**RECORDS FOR THIS TASK:**
----

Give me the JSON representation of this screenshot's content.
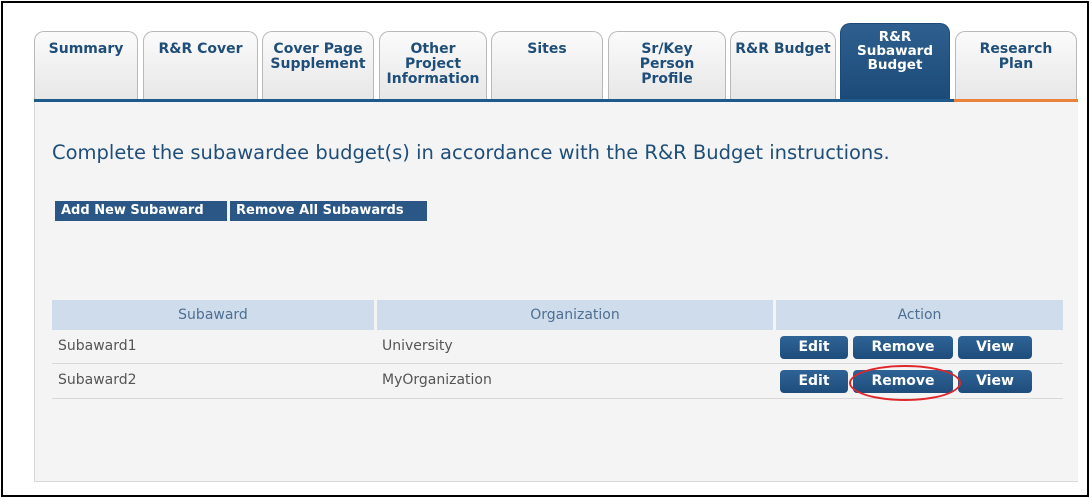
{
  "tabs": [
    {
      "label": "Summary"
    },
    {
      "label": "R&R Cover"
    },
    {
      "label": "Cover Page\nSupplement"
    },
    {
      "label": "Other\nProject\nInformation"
    },
    {
      "label": "Sites"
    },
    {
      "label": "Sr/Key\nPerson\nProfile"
    },
    {
      "label": "R&R Budget"
    },
    {
      "label": "R&R\nSubaward\nBudget",
      "active": true
    },
    {
      "label": "Research\nPlan"
    }
  ],
  "main": {
    "instruction": "Complete the subawardee budget(s) in accordance with the R&R Budget instructions.",
    "add_button": "Add New Subaward",
    "remove_all_button": "Remove All Subawards"
  },
  "table": {
    "headers": [
      "Subaward",
      "Organization",
      "Action"
    ],
    "rows": [
      {
        "subaward": "Subaward1",
        "organization": "University",
        "edit": "Edit",
        "remove": "Remove",
        "view": "View"
      },
      {
        "subaward": "Subaward2",
        "organization": "MyOrganization",
        "edit": "Edit",
        "remove": "Remove",
        "view": "View"
      }
    ]
  },
  "colors": {
    "accent": "#1f4e79",
    "active_tab": "#1b4a78",
    "tab_underline_right": "#e8823c",
    "highlight": "#e0252b"
  }
}
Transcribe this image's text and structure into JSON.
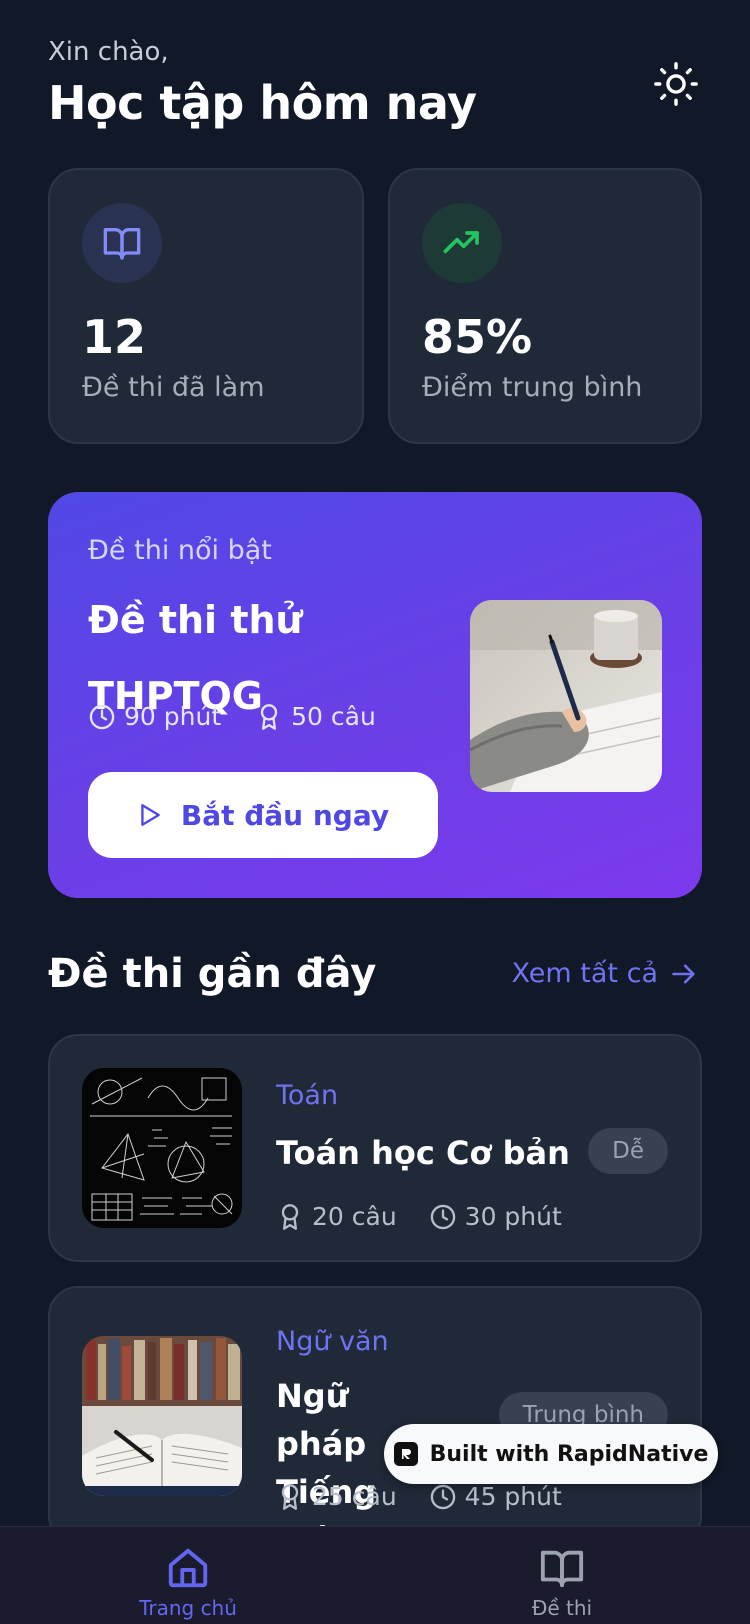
{
  "header": {
    "greeting": "Xin chào,",
    "title": "Học tập hôm nay",
    "theme_icon": "sun-icon"
  },
  "stats": [
    {
      "icon": "book-open-icon",
      "value": "12",
      "label": "Đề thi đã làm",
      "icon_color": "#818cf8"
    },
    {
      "icon": "trending-up-icon",
      "value": "85%",
      "label": "Điểm trung bình",
      "icon_color": "#22c55e"
    }
  ],
  "featured": {
    "kicker": "Đề thi nổi bật",
    "title": "Đề thi thử THPTQG",
    "duration": "90 phút",
    "questions": "50 câu",
    "cta_label": "Bắt đầu ngay",
    "image": "person-writing-exam-photo"
  },
  "recent": {
    "title": "Đề thi gần đây",
    "see_all": "Xem tất cả",
    "items": [
      {
        "category": "Toán",
        "title": "Toán học Cơ bản",
        "questions": "20 câu",
        "duration": "30 phút",
        "difficulty": "Dễ",
        "image": "math-chalkboard-photo"
      },
      {
        "category": "Ngữ văn",
        "title": "Ngữ pháp Tiếng Việt",
        "questions": "25 câu",
        "duration": "45 phút",
        "difficulty": "Trung bình",
        "image": "open-book-photo"
      }
    ]
  },
  "overlay": {
    "label": "Built with RapidNative"
  },
  "tabbar": {
    "tabs": [
      {
        "label": "Trang chủ",
        "icon": "home-icon",
        "active": true
      },
      {
        "label": "Đề thi",
        "icon": "book-open-icon",
        "active": false
      }
    ]
  },
  "colors": {
    "background": "#111827",
    "card": "#1f2937",
    "accent": "#6366f1",
    "featured_gradient": [
      "#5048e5",
      "#7c3aed"
    ]
  }
}
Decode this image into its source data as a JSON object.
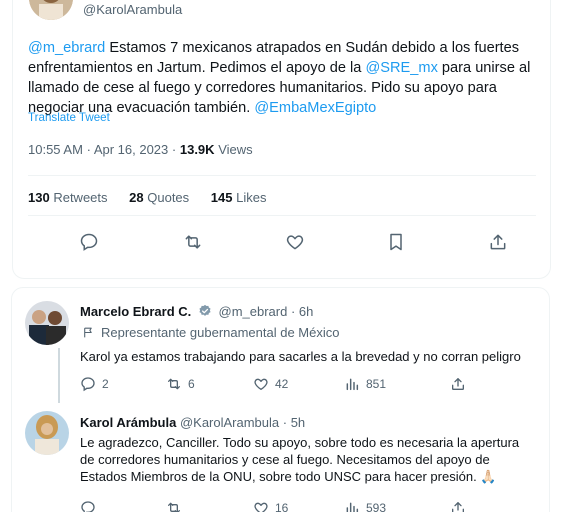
{
  "main_tweet": {
    "handle": "@KarolArambula",
    "text_parts": {
      "mention1": "@m_ebrard",
      "t1": " Estamos 7 mexicanos atrapados en Sudán debido a los fuertes enfrentamientos en Jartum. Pedimos el apoyo de la ",
      "mention2": "@SRE_mx",
      "t2": " para unirse al llamado de cese al fuego y corredores humanitarios. Pido su apoyo para negociar una evacuación también. ",
      "mention3": "@EmbaMexEgipto"
    },
    "translate": "Translate Tweet",
    "time": "10:55 AM",
    "date": "Apr 16, 2023",
    "views_count": "13.9K",
    "views_label": "Views",
    "dot": "·",
    "retweets_count": "130",
    "retweets_label": "Retweets",
    "quotes_count": "28",
    "quotes_label": "Quotes",
    "likes_count": "145",
    "likes_label": "Likes"
  },
  "replies": [
    {
      "name": "Marcelo Ebrard C.",
      "handle": "@m_ebrard",
      "time": "· 6h",
      "label": "Representante gubernamental de México",
      "text": "Karol ya estamos trabajando para sacarles a la brevedad y no corran peligro",
      "replies": "2",
      "retweets": "6",
      "likes": "42",
      "views": "851"
    },
    {
      "name": "Karol Arámbula",
      "handle": "@KarolArambula",
      "time": "· 5h",
      "text": "Le agradezco, Canciller. Todo su apoyo, sobre todo es necesaria la apertura de corredores humanitarios y cese al fuego. Necesitamos del apoyo de Estados Miembros de la ONU, sobre todo UNSC para hacer presión. 🙏🏻",
      "replies": "",
      "retweets": "",
      "likes": "16",
      "views": "593"
    }
  ],
  "colors": {
    "accent": "#1d9bf0",
    "secondary": "#536471",
    "text": "#0f1419",
    "verified": "#829aab"
  }
}
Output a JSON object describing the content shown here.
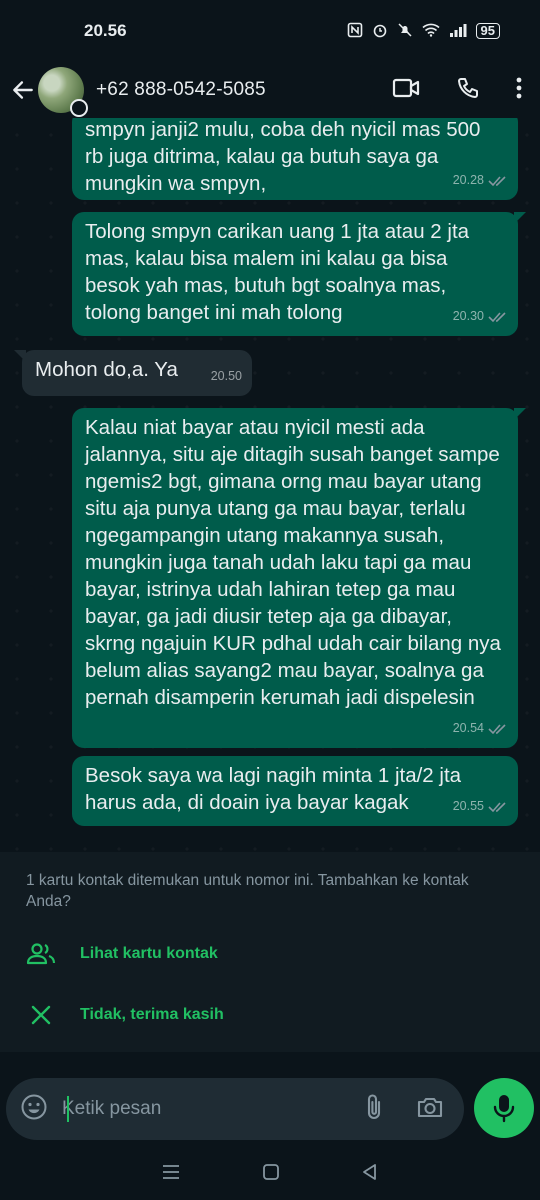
{
  "status_bar": {
    "time": "20.56",
    "battery": "95"
  },
  "header": {
    "contact_name": "+62 888-0542-5085"
  },
  "messages": [
    {
      "direction": "out",
      "text": "smpyn janji2 mulu, coba deh nyicil mas 500 rb juga ditrima, kalau ga butuh saya ga mungkin wa smpyn,",
      "time": "20.28"
    },
    {
      "direction": "out",
      "text": "Tolong smpyn carikan uang 1 jta atau 2 jta mas, kalau bisa malem ini kalau ga bisa besok yah mas, butuh bgt soalnya mas, tolong banget ini mah tolong",
      "time": "20.30"
    },
    {
      "direction": "in",
      "text": "Mohon do,a. Ya",
      "time": "20.50"
    },
    {
      "direction": "out",
      "text": "Kalau niat bayar atau nyicil mesti ada jalannya, situ aje ditagih susah banget sampe ngemis2 bgt, gimana orng mau bayar utang situ aja punya utang ga mau bayar, terlalu ngegampangin utang makannya susah, mungkin juga tanah udah laku tapi ga mau bayar, istrinya udah lahiran tetep ga mau bayar, ga jadi diusir tetep aja ga dibayar, skrng ngajuin KUR pdhal udah cair bilang nya belum alias sayang2 mau bayar, soalnya ga pernah disamperin kerumah jadi dispelesin",
      "time": "20.54"
    },
    {
      "direction": "out",
      "text": "Besok saya wa lagi nagih minta 1 jta/2 jta harus ada, di doain iya bayar kagak",
      "time": "20.55"
    }
  ],
  "contact_card": {
    "notice": "1 kartu kontak ditemukan untuk nomor ini. Tambahkan ke kontak Anda?",
    "view_label": "Lihat kartu kontak",
    "decline_label": "Tidak, terima kasih"
  },
  "composer": {
    "placeholder": "Ketik pesan"
  },
  "colors": {
    "outgoing": "#005c4b",
    "incoming": "#202c33",
    "accent": "#21c063",
    "background": "#0b141a"
  }
}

----

**WHAT THE TASK ASKS:** Without the pictures, repeat all the records word for word.

**ANSWER TO THE EXERCISE:**
Give me the JSON representation of this screenshot's content.
{
  "tabs": [
    {
      "label": "Summary"
    },
    {
      "label": "R&R Cover"
    },
    {
      "label": "Cover Page\nSupplement"
    },
    {
      "label": "Other\nProject\nInformation"
    },
    {
      "label": "Sites"
    },
    {
      "label": "Sr/Key\nPerson\nProfile"
    },
    {
      "label": "R&R Budget"
    },
    {
      "label": "R&R\nSubaward\nBudget",
      "active": true
    },
    {
      "label": "Research\nPlan"
    }
  ],
  "main": {
    "instruction": "Complete the subawardee budget(s) in accordance with the R&R Budget instructions.",
    "add_button": "Add New Subaward",
    "remove_all_button": "Remove All Subawards"
  },
  "table": {
    "headers": [
      "Subaward",
      "Organization",
      "Action"
    ],
    "rows": [
      {
        "subaward": "Subaward1",
        "organization": "University",
        "edit": "Edit",
        "remove": "Remove",
        "view": "View"
      },
      {
        "subaward": "Subaward2",
        "organization": "MyOrganization",
        "edit": "Edit",
        "remove": "Remove",
        "view": "View"
      }
    ]
  },
  "colors": {
    "accent": "#1f4e79",
    "active_tab": "#1b4a78",
    "tab_underline_right": "#e8823c",
    "highlight": "#e0252b"
  }
}
Transcribe this image's text and structure into JSON.
{
  "header": {
    "greeting": "Xin chào,",
    "title": "Học tập hôm nay",
    "theme_icon": "sun-icon"
  },
  "stats": [
    {
      "icon": "book-open-icon",
      "value": "12",
      "label": "Đề thi đã làm",
      "icon_color": "#818cf8"
    },
    {
      "icon": "trending-up-icon",
      "value": "85%",
      "label": "Điểm trung bình",
      "icon_color": "#22c55e"
    }
  ],
  "featured": {
    "kicker": "Đề thi nổi bật",
    "title": "Đề thi thử THPTQG",
    "duration": "90 phút",
    "questions": "50 câu",
    "cta_label": "Bắt đầu ngay",
    "image": "person-writing-exam-photo"
  },
  "recent": {
    "title": "Đề thi gần đây",
    "see_all": "Xem tất cả",
    "items": [
      {
        "category": "Toán",
        "title": "Toán học Cơ bản",
        "questions": "20 câu",
        "duration": "30 phút",
        "difficulty": "Dễ",
        "image": "math-chalkboard-photo"
      },
      {
        "category": "Ngữ văn",
        "title": "Ngữ pháp Tiếng Việt",
        "questions": "25 câu",
        "duration": "45 phút",
        "difficulty": "Trung bình",
        "image": "open-book-photo"
      }
    ]
  },
  "overlay": {
    "label": "Built with RapidNative"
  },
  "tabbar": {
    "tabs": [
      {
        "label": "Trang chủ",
        "icon": "home-icon",
        "active": true
      },
      {
        "label": "Đề thi",
        "icon": "book-open-icon",
        "active": false
      }
    ]
  },
  "colors": {
    "background": "#111827",
    "card": "#1f2937",
    "accent": "#6366f1",
    "featured_gradient": [
      "#5048e5",
      "#7c3aed"
    ]
  }
}
Decode this image into its source data as a JSON object.
{
  "main_tweet": {
    "handle": "@KarolArambula",
    "text_parts": {
      "mention1": "@m_ebrard",
      "t1": " Estamos 7 mexicanos atrapados en Sudán debido a los fuertes enfrentamientos en Jartum. Pedimos el apoyo de la ",
      "mention2": "@SRE_mx",
      "t2": " para unirse al llamado de cese al fuego y corredores humanitarios. Pido su apoyo para negociar una evacuación también. ",
      "mention3": "@EmbaMexEgipto"
    },
    "translate": "Translate Tweet",
    "time": "10:55 AM",
    "date": "Apr 16, 2023",
    "views_count": "13.9K",
    "views_label": "Views",
    "dot": "·",
    "retweets_count": "130",
    "retweets_label": "Retweets",
    "quotes_count": "28",
    "quotes_label": "Quotes",
    "likes_count": "145",
    "likes_label": "Likes"
  },
  "replies": [
    {
      "name": "Marcelo Ebrard C.",
      "handle": "@m_ebrard",
      "time": "· 6h",
      "label": "Representante gubernamental de México",
      "text": "Karol ya estamos trabajando para sacarles a la brevedad y no corran peligro",
      "replies": "2",
      "retweets": "6",
      "likes": "42",
      "views": "851"
    },
    {
      "name": "Karol Arámbula",
      "handle": "@KarolArambula",
      "time": "· 5h",
      "text": "Le agradezco, Canciller. Todo su apoyo, sobre todo es necesaria la apertura de corredores humanitarios y cese al fuego. Necesitamos del apoyo de Estados Miembros de la ONU, sobre todo UNSC para hacer presión. 🙏🏻",
      "replies": "",
      "retweets": "",
      "likes": "16",
      "views": "593"
    }
  ],
  "colors": {
    "accent": "#1d9bf0",
    "secondary": "#536471",
    "text": "#0f1419",
    "verified": "#829aab"
  }
}
Output a JSON object describing the content shown here.
{
  "status_bar": {
    "time": "20.56",
    "battery": "95"
  },
  "header": {
    "contact_name": "+62 888-0542-5085"
  },
  "messages": [
    {
      "direction": "out",
      "text": "smpyn janji2 mulu, coba deh nyicil mas 500 rb juga ditrima, kalau ga butuh saya ga mungkin wa smpyn,",
      "time": "20.28"
    },
    {
      "direction": "out",
      "text": "Tolong smpyn carikan uang 1 jta atau 2 jta mas, kalau bisa malem ini kalau ga bisa besok yah mas, butuh bgt soalnya mas, tolong banget ini mah tolong",
      "time": "20.30"
    },
    {
      "direction": "in",
      "text": "Mohon do,a. Ya",
      "time": "20.50"
    },
    {
      "direction": "out",
      "text": "Kalau niat bayar atau nyicil mesti ada jalannya, situ aje ditagih susah banget sampe ngemis2 bgt, gimana orng mau bayar utang situ aja punya utang ga mau bayar, terlalu ngegampangin utang makannya susah, mungkin juga tanah udah laku tapi ga mau bayar, istrinya udah lahiran tetep ga mau bayar, ga jadi diusir tetep aja ga dibayar, skrng ngajuin KUR pdhal udah cair bilang nya belum alias sayang2 mau bayar, soalnya ga pernah disamperin kerumah jadi dispelesin",
      "time": "20.54"
    },
    {
      "direction": "out",
      "text": "Besok saya wa lagi nagih minta 1 jta/2 jta harus ada, di doain iya bayar kagak",
      "time": "20.55"
    }
  ],
  "contact_card": {
    "notice": "1 kartu kontak ditemukan untuk nomor ini. Tambahkan ke kontak Anda?",
    "view_label": "Lihat kartu kontak",
    "decline_label": "Tidak, terima kasih"
  },
  "composer": {
    "placeholder": "Ketik pesan"
  },
  "colors": {
    "outgoing": "#005c4b",
    "incoming": "#202c33",
    "accent": "#21c063",
    "background": "#0b141a"
  }
}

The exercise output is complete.